Which lines below hold the word "odoo"? Report each one.

[start]

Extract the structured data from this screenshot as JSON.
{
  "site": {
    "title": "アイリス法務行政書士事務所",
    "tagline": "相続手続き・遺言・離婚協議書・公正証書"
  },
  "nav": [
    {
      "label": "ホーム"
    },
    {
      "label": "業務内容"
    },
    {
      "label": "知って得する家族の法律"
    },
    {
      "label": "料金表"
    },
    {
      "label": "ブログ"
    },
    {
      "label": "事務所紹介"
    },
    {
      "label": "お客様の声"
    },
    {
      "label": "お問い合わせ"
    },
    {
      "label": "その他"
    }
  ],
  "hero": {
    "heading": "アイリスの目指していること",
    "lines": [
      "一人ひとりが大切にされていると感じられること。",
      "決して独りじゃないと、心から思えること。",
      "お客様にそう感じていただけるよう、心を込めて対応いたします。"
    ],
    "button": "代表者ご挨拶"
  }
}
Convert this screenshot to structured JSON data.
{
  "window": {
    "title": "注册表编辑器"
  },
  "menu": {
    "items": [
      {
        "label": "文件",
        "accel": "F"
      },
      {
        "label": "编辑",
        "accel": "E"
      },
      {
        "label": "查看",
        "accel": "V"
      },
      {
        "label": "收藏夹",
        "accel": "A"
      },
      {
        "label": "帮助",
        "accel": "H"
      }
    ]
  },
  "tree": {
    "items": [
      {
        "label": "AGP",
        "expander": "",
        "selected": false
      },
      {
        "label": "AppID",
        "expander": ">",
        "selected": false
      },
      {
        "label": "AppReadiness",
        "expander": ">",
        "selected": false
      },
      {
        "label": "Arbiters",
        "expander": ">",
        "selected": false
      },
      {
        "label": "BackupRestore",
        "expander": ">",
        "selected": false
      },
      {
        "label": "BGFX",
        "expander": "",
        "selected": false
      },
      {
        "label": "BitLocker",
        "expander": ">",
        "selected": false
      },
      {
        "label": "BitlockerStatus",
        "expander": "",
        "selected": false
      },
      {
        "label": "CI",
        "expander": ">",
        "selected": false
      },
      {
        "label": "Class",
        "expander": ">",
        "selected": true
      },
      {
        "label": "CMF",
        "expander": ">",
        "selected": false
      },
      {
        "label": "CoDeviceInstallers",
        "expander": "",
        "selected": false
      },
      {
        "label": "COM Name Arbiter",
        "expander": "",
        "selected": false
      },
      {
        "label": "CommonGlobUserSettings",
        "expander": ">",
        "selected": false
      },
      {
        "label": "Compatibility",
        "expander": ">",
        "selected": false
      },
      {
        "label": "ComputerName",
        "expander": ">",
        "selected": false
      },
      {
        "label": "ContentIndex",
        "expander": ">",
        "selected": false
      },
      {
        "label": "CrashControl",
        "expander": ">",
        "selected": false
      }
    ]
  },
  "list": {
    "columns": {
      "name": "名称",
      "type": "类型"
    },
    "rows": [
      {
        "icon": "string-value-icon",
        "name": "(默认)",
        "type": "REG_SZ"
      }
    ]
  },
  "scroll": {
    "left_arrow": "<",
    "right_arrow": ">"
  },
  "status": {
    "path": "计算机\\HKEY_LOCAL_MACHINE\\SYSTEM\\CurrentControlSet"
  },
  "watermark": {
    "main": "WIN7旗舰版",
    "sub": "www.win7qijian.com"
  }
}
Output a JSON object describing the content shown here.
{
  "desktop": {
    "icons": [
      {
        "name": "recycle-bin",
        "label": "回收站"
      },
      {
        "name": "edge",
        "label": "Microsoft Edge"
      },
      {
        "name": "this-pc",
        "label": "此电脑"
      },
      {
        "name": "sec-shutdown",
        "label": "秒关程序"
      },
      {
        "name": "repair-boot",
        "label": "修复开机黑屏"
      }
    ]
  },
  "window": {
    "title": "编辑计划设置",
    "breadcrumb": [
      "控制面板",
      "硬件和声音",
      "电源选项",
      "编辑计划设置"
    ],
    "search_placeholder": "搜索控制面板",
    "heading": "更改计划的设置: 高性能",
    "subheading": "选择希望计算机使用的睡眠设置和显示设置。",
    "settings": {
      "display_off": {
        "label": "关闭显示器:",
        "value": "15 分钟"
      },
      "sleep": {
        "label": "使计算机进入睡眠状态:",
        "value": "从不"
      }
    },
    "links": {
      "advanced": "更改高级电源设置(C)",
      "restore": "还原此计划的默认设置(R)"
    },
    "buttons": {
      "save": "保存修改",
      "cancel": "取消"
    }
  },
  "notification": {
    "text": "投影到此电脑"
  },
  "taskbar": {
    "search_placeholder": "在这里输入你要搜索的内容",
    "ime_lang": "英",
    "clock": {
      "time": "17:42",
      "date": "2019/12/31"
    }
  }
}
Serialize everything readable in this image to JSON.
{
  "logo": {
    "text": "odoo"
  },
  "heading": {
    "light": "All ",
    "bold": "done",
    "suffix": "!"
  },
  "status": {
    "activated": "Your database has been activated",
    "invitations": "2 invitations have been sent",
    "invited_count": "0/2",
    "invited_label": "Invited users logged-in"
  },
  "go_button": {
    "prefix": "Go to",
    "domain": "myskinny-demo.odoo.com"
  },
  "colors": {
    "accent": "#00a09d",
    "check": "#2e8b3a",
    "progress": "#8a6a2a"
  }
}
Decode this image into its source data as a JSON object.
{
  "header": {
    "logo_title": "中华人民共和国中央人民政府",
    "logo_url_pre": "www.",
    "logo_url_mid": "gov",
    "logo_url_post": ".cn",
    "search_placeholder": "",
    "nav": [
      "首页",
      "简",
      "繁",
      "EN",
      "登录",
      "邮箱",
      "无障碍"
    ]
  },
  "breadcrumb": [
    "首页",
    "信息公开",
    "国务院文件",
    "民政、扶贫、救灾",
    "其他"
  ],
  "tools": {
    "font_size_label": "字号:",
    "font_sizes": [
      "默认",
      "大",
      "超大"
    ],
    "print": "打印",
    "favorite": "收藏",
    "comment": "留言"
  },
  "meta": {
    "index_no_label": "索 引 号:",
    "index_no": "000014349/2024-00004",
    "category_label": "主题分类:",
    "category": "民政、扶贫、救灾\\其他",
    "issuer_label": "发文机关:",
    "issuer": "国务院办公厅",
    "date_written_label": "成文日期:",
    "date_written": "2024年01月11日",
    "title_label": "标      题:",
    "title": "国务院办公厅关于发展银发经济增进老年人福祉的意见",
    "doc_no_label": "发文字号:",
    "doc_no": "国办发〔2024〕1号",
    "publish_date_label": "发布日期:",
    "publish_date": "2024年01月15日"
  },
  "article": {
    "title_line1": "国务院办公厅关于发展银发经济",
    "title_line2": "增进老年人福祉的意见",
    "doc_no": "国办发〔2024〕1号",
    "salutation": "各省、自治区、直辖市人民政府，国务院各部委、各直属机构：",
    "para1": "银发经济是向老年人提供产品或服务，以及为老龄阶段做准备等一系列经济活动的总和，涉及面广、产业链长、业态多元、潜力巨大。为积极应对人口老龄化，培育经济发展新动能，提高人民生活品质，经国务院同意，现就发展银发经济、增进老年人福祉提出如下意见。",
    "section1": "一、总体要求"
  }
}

[end]

- **THE ANSWER**:
    "text": "odoo"
    "domain": "myskinny-demo.odoo.com"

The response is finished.